++++ PROVIDED PASSAGE ++++

June 02, 2014
Agricultural tours, educational seminars, two nights of entertainment and plenty of food are focal points of the 42nd annual Alabama Farmers Federation Commodity Producers Conference in Huntsville, Aug. 7-10.
The conference starts Thursday at 7 p.m. with a banquet featuring Alabama’s FFA string band competition winner. All conference events, excluding tours, will be at Huntsville’s Von Braun Center.
A full day of tours is planned for Friday, including stops at top farms in northern Alabama and southern Tennessee.
Saturday features educational seminars on current agricultural issues, as well as the Young Farmers Discussion Meet and Excellence in Agriculture preliminary contests. For information on those contests, visit AlfaYoungFarmers.org.
The Federation’s Women’s Leadership Division luncheon is Saturday and coincides with the tables-capes, quilt and apron contests.

++++

◆ **TASKS FOR THIS EXERCISE**:
• A. Per the Commodity Producers Conference announcement, where will all conference events except the tours take place?
• B. Extend the Commodity Producers Conference announcement past its final sentence.

++++ EXTRACTED ENTRIES ++++

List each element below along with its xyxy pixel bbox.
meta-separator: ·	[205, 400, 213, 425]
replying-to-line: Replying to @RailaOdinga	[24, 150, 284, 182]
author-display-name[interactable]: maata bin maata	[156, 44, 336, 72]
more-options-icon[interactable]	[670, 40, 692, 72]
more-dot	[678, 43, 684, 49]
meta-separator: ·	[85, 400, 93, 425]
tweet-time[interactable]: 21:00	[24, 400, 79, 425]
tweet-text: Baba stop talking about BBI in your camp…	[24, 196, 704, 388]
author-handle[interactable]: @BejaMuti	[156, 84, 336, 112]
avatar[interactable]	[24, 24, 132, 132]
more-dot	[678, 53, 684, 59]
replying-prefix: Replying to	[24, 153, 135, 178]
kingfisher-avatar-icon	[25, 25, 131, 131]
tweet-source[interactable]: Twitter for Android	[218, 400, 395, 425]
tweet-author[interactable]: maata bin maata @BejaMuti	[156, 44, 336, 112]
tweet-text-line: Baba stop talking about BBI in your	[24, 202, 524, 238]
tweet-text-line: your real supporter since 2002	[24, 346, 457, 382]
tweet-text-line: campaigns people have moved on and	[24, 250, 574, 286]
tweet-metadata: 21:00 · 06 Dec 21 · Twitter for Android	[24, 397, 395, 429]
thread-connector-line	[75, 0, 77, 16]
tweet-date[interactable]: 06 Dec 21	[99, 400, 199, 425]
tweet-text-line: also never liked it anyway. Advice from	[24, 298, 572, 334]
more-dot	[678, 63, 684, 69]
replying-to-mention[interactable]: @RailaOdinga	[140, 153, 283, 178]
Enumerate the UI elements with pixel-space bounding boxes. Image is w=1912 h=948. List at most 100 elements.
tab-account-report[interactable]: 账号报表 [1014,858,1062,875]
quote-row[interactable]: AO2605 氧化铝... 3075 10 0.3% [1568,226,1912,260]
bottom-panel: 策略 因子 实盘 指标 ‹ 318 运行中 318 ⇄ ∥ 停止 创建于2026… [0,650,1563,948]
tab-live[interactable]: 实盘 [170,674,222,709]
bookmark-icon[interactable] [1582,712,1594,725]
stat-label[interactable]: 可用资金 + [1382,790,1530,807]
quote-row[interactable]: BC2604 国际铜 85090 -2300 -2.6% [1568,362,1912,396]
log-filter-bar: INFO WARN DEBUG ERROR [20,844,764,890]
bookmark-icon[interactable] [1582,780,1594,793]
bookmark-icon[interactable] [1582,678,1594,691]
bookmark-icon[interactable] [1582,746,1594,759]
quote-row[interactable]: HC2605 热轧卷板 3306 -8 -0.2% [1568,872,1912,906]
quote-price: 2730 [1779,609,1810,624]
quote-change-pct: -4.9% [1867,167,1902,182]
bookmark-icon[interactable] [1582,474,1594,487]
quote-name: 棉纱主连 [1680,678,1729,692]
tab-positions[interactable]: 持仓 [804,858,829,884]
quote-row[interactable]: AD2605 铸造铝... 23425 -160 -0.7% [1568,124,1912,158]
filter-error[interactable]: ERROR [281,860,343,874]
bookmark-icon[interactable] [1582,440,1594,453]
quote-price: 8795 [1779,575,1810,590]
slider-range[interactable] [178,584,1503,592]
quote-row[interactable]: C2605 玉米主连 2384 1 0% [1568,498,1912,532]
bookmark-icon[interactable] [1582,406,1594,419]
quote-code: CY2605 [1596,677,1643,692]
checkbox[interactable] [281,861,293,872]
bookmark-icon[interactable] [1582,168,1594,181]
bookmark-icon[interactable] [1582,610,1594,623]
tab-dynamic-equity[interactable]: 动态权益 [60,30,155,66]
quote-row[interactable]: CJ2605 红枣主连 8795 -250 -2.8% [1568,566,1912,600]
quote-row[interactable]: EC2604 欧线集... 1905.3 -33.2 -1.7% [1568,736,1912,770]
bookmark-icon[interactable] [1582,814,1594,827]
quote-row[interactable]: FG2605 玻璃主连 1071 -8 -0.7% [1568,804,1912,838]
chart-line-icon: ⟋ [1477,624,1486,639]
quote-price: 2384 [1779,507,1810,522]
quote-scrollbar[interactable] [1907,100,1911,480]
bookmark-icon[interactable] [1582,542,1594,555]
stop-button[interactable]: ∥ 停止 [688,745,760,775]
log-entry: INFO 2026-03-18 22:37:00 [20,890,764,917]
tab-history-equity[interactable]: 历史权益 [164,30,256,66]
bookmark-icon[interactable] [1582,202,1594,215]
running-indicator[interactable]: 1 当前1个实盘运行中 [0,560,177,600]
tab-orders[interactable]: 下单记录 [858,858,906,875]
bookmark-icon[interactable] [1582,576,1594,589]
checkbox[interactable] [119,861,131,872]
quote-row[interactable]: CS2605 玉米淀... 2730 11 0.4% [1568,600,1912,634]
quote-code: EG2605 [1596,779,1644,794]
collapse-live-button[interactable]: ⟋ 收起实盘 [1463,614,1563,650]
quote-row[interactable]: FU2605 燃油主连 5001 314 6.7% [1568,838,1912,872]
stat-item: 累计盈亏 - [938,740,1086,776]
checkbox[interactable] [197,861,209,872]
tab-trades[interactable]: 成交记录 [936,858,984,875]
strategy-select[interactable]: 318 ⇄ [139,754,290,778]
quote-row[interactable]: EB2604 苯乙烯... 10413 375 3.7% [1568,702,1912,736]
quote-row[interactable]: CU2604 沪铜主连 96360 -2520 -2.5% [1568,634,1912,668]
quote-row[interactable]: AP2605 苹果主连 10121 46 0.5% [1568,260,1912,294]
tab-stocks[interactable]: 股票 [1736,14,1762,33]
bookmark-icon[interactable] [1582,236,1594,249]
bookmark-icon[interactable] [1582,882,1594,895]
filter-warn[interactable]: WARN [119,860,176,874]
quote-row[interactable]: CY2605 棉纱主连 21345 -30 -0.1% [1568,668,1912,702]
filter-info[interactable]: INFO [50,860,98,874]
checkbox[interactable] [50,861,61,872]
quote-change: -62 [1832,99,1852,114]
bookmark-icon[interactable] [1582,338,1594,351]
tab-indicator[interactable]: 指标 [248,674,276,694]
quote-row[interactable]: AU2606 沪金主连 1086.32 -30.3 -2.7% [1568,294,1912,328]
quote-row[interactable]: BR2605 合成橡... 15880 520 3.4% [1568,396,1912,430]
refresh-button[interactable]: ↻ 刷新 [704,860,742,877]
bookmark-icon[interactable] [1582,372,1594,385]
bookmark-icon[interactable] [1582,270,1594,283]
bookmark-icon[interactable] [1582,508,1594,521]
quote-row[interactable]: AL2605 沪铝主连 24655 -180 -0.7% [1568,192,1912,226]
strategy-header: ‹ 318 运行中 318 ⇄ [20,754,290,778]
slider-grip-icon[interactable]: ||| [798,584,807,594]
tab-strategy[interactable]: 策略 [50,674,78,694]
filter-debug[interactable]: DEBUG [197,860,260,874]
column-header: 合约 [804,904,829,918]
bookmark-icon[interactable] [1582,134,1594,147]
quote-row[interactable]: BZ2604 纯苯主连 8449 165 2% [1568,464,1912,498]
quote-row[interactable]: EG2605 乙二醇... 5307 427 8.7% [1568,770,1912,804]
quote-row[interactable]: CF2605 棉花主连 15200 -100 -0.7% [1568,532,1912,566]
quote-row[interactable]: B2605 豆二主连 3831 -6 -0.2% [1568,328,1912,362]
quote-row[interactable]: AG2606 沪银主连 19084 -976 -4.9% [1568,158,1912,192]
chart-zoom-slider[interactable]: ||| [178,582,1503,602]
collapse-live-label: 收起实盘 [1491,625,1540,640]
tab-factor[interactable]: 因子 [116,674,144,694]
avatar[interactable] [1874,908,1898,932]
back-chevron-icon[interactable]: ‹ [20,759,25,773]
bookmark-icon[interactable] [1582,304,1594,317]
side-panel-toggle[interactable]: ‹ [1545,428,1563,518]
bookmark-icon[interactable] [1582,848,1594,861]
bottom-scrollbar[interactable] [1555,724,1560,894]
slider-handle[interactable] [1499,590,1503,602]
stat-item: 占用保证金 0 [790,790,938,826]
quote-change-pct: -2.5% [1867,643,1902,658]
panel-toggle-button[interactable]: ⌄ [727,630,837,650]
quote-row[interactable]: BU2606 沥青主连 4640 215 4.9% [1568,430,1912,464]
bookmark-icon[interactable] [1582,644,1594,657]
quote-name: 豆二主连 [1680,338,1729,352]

++++

◆ **RESULTS FOR EACH TASK**:
• A. At Huntsville's Von Braun Center.

• B.
Entertainment for the closing banquet is gospel music singer Guy Penrod, who penned 2012’s No. 1 selling gospel album “Hymns.” He is known for his work as the lead singer of the Gaither Vocal Band, a position he held from 1994–2008.
The $130 million HudsonAlpha Institute for Biotechnology in Huntsville is the starting point for farmers as they tour part of the nation’s second-largest research park at Cummings Research Park.
During the visit, farmers will meet institute leaders, tour the facility and learn how HudsonAlpha assists farmers around the state and nation. The stop also includes a report on recent training sessions for Alabama agriscience teachers.
After lunch, farmers on the tour will gain first-hand experience with some of the latest agricultural farm equipment including Quadtrac. Farmers also will see some of the newest ag spray equipment on the market and get to test drive some of the latest equipment available to consumers.
Steve Nash’s dairy in Chapel Hill will greet farmers as the first stop on the all-Tennessee tour.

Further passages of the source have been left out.